BEGIN
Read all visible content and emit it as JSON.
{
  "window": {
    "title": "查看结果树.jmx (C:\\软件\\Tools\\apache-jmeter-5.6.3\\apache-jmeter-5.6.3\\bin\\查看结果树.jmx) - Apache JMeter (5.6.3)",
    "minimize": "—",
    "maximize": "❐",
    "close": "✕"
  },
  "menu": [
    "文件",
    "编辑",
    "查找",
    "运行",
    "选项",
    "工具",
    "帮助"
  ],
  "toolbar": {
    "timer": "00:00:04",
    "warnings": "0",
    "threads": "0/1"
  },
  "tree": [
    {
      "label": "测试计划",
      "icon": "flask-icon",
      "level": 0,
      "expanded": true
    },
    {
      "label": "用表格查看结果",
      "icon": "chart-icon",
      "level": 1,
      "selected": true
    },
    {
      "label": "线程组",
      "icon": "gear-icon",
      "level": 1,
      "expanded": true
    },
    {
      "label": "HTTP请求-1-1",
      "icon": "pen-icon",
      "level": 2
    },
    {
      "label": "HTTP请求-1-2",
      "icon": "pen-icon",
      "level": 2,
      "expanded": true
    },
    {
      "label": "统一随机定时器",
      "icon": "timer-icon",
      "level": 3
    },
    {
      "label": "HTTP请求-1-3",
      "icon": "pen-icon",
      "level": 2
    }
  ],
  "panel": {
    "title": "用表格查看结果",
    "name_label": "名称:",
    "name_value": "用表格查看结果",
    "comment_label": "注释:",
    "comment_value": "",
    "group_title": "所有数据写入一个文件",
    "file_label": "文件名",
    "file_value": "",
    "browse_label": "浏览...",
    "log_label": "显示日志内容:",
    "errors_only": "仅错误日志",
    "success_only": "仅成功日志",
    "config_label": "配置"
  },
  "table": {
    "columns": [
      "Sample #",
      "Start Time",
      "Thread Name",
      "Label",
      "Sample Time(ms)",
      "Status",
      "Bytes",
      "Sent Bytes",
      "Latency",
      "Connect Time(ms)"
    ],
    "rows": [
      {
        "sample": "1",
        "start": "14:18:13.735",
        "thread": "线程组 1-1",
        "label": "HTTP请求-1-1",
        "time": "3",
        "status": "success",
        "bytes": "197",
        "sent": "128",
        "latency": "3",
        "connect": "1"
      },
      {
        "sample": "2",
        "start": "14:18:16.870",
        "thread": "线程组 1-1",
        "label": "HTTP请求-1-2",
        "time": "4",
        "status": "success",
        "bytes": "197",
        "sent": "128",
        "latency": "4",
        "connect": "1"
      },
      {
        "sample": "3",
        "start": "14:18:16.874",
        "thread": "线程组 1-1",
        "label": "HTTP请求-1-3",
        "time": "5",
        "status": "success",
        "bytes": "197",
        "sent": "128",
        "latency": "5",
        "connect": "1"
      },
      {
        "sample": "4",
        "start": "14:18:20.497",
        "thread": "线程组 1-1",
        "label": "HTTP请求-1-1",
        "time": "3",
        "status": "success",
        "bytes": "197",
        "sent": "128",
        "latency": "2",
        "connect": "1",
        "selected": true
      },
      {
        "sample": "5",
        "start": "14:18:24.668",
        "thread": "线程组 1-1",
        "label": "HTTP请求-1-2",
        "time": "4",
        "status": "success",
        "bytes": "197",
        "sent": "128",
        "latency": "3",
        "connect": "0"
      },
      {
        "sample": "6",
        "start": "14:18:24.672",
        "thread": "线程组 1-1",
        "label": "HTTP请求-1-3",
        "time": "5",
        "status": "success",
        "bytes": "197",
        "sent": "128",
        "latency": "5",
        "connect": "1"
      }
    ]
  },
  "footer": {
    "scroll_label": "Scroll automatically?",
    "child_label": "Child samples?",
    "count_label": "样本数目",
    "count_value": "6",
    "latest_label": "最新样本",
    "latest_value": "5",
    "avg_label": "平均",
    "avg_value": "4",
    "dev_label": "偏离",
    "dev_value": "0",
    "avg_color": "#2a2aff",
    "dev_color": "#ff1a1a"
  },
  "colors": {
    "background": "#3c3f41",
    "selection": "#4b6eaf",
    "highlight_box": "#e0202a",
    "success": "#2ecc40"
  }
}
END
_WHAT IS ASKED:_
Each line of the material above needs to be quoted exactly, please.

_RESULT:_
Read all visible content and emit it as JSON.
{
  "window": {
    "title": "查看结果树.jmx (C:\\软件\\Tools\\apache-jmeter-5.6.3\\apache-jmeter-5.6.3\\bin\\查看结果树.jmx) - Apache JMeter (5.6.3)",
    "minimize": "—",
    "maximize": "❐",
    "close": "✕"
  },
  "menu": [
    "文件",
    "编辑",
    "查找",
    "运行",
    "选项",
    "工具",
    "帮助"
  ],
  "toolbar": {
    "timer": "00:00:04",
    "warnings": "0",
    "threads": "0/1"
  },
  "tree": [
    {
      "label": "测试计划",
      "icon": "flask-icon",
      "level": 0,
      "expanded": true
    },
    {
      "label": "用表格查看结果",
      "icon": "chart-icon",
      "level": 1,
      "selected": true
    },
    {
      "label": "线程组",
      "icon": "gear-icon",
      "level": 1,
      "expanded": true
    },
    {
      "label": "HTTP请求-1-1",
      "icon": "pen-icon",
      "level": 2
    },
    {
      "label": "HTTP请求-1-2",
      "icon": "pen-icon",
      "level": 2,
      "expanded": true
    },
    {
      "label": "统一随机定时器",
      "icon": "timer-icon",
      "level": 3
    },
    {
      "label": "HTTP请求-1-3",
      "icon": "pen-icon",
      "level": 2
    }
  ],
  "panel": {
    "title": "用表格查看结果",
    "name_label": "名称:",
    "name_value": "用表格查看结果",
    "comment_label": "注释:",
    "comment_value": "",
    "group_title": "所有数据写入一个文件",
    "file_label": "文件名",
    "file_value": "",
    "browse_label": "浏览...",
    "log_label": "显示日志内容:",
    "errors_only": "仅错误日志",
    "success_only": "仅成功日志",
    "config_label": "配置"
  },
  "table": {
    "columns": [
      "Sample #",
      "Start Time",
      "Thread Name",
      "Label",
      "Sample Time(ms)",
      "Status",
      "Bytes",
      "Sent Bytes",
      "Latency",
      "Connect Time(ms)"
    ],
    "rows": [
      {
        "sample": "1",
        "start": "14:18:13.735",
        "thread": "线程组 1-1",
        "label": "HTTP请求-1-1",
        "time": "3",
        "status": "success",
        "bytes": "197",
        "sent": "128",
        "latency": "3",
        "connect": "1"
      },
      {
        "sample": "2",
        "start": "14:18:16.870",
        "thread": "线程组 1-1",
        "label": "HTTP请求-1-2",
        "time": "4",
        "status": "success",
        "bytes": "197",
        "sent": "128",
        "latency": "4",
        "connect": "1"
      },
      {
        "sample": "3",
        "start": "14:18:16.874",
        "thread": "线程组 1-1",
        "label": "HTTP请求-1-3",
        "time": "5",
        "status": "success",
        "bytes": "197",
        "sent": "128",
        "latency": "5",
        "connect": "1"
      },
      {
        "sample": "4",
        "start": "14:18:20.497",
        "thread": "线程组 1-1",
        "label": "HTTP请求-1-1",
        "time": "3",
        "status": "success",
        "bytes": "197",
        "sent": "128",
        "latency": "2",
        "connect": "1",
        "selected": true
      },
      {
        "sample": "5",
        "start": "14:18:24.668",
        "thread": "线程组 1-1",
        "label": "HTTP请求-1-2",
        "time": "4",
        "status": "success",
        "bytes": "197",
        "sent": "128",
        "latency": "3",
        "connect": "0"
      },
      {
        "sample": "6",
        "start": "14:18:24.672",
        "thread": "线程组 1-1",
        "label": "HTTP请求-1-3",
        "time": "5",
        "status": "success",
        "bytes": "197",
        "sent": "128",
        "latency": "5",
        "connect": "1"
      }
    ]
  },
  "footer": {
    "scroll_label": "Scroll automatically?",
    "child_label": "Child samples?",
    "count_label": "样本数目",
    "count_value": "6",
    "latest_label": "最新样本",
    "latest_value": "5",
    "avg_label": "平均",
    "avg_value": "4",
    "dev_label": "偏离",
    "dev_value": "0",
    "avg_color": "#2a2aff",
    "dev_color": "#ff1a1a"
  },
  "colors": {
    "background": "#3c3f41",
    "selection": "#4b6eaf",
    "highlight_box": "#e0202a",
    "success": "#2ecc40"
  }
}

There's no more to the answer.